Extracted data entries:
>> BEGIN
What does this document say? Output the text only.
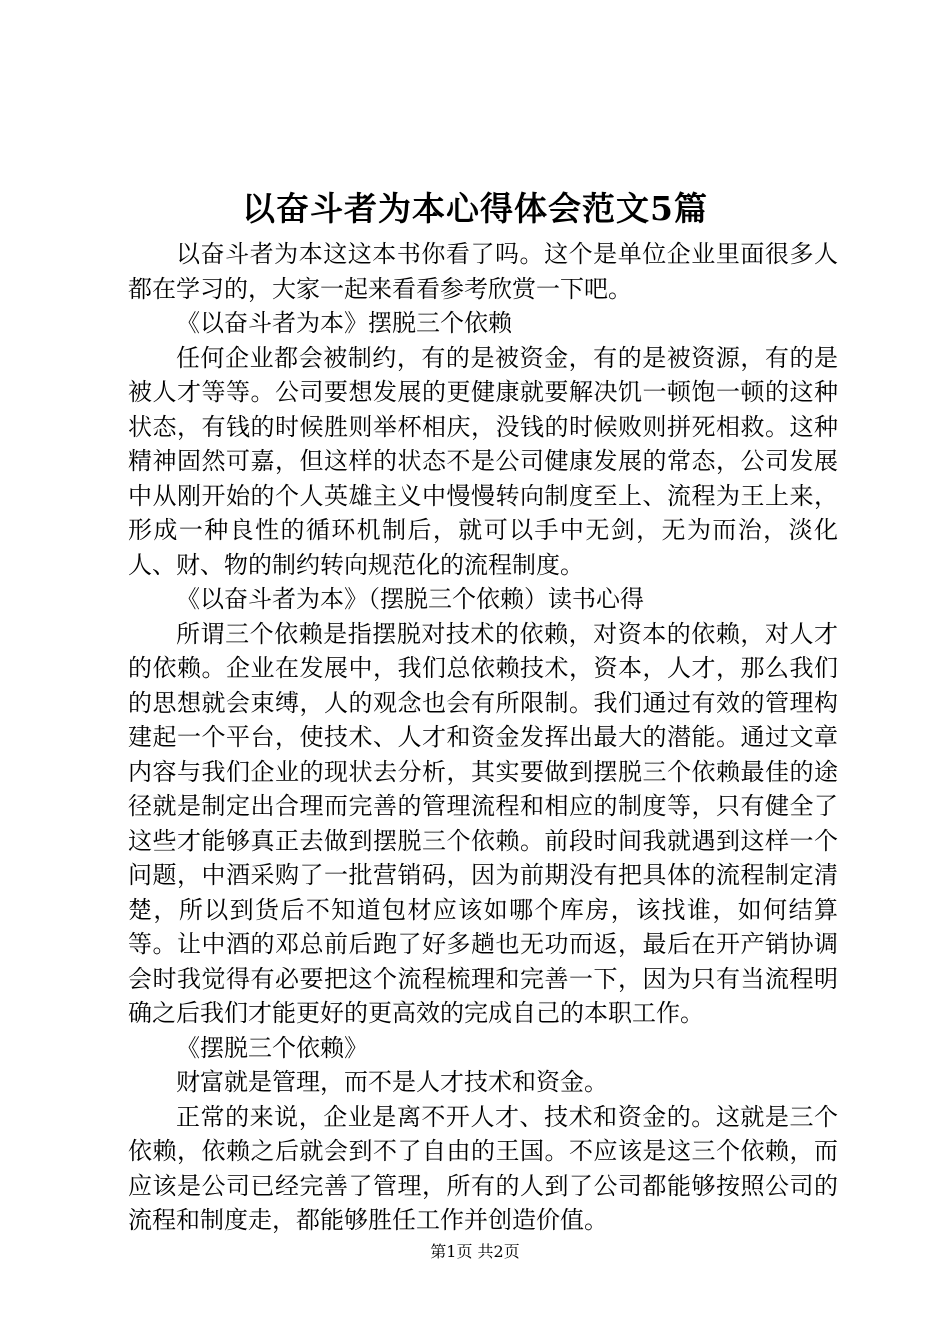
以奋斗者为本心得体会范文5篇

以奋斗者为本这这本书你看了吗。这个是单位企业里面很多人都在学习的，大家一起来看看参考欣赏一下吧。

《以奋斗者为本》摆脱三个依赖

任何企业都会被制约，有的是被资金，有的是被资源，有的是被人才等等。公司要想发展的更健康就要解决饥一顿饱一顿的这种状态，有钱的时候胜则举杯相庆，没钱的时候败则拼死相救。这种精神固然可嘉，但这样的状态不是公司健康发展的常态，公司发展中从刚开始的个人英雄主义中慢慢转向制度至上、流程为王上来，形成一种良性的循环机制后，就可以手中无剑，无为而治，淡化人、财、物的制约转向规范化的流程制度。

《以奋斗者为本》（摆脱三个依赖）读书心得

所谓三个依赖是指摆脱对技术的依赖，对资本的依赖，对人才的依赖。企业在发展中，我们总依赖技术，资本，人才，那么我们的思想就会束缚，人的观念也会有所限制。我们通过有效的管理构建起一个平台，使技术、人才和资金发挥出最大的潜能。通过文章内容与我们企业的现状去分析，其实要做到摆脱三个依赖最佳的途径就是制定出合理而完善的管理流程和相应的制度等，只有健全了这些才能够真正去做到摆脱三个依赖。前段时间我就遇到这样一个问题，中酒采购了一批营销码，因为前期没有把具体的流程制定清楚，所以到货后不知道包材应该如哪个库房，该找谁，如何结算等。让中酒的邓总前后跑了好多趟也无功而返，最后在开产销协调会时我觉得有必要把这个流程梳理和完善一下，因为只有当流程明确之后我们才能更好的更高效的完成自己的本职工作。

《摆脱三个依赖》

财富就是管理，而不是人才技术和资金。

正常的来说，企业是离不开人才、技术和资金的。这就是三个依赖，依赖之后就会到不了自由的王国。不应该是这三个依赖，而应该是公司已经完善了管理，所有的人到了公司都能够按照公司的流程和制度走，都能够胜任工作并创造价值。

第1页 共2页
>> END
> **Set exercise**: An exact transcription of all the entries is required, without the pictures.

> **Answer to this problem**:
What does this document say? Output the text only.
以奋斗者为本心得体会范文5篇

以奋斗者为本这这本书你看了吗。这个是单位企业里面很多人都在学习的，大家一起来看看参考欣赏一下吧。

《以奋斗者为本》摆脱三个依赖

任何企业都会被制约，有的是被资金，有的是被资源，有的是被人才等等。公司要想发展的更健康就要解决饥一顿饱一顿的这种状态，有钱的时候胜则举杯相庆，没钱的时候败则拼死相救。这种精神固然可嘉，但这样的状态不是公司健康发展的常态，公司发展中从刚开始的个人英雄主义中慢慢转向制度至上、流程为王上来，形成一种良性的循环机制后，就可以手中无剑，无为而治，淡化人、财、物的制约转向规范化的流程制度。

《以奋斗者为本》（摆脱三个依赖）读书心得

所谓三个依赖是指摆脱对技术的依赖，对资本的依赖，对人才的依赖。企业在发展中，我们总依赖技术，资本，人才，那么我们的思想就会束缚，人的观念也会有所限制。我们通过有效的管理构建起一个平台，使技术、人才和资金发挥出最大的潜能。通过文章内容与我们企业的现状去分析，其实要做到摆脱三个依赖最佳的途径就是制定出合理而完善的管理流程和相应的制度等，只有健全了这些才能够真正去做到摆脱三个依赖。前段时间我就遇到这样一个问题，中酒采购了一批营销码，因为前期没有把具体的流程制定清楚，所以到货后不知道包材应该如哪个库房，该找谁，如何结算等。让中酒的邓总前后跑了好多趟也无功而返，最后在开产销协调会时我觉得有必要把这个流程梳理和完善一下，因为只有当流程明确之后我们才能更好的更高效的完成自己的本职工作。

《摆脱三个依赖》

财富就是管理，而不是人才技术和资金。

正常的来说，企业是离不开人才、技术和资金的。这就是三个依赖，依赖之后就会到不了自由的王国。不应该是这三个依赖，而应该是公司已经完善了管理，所有的人到了公司都能够按照公司的流程和制度走，都能够胜任工作并创造价值。

第1页 共2页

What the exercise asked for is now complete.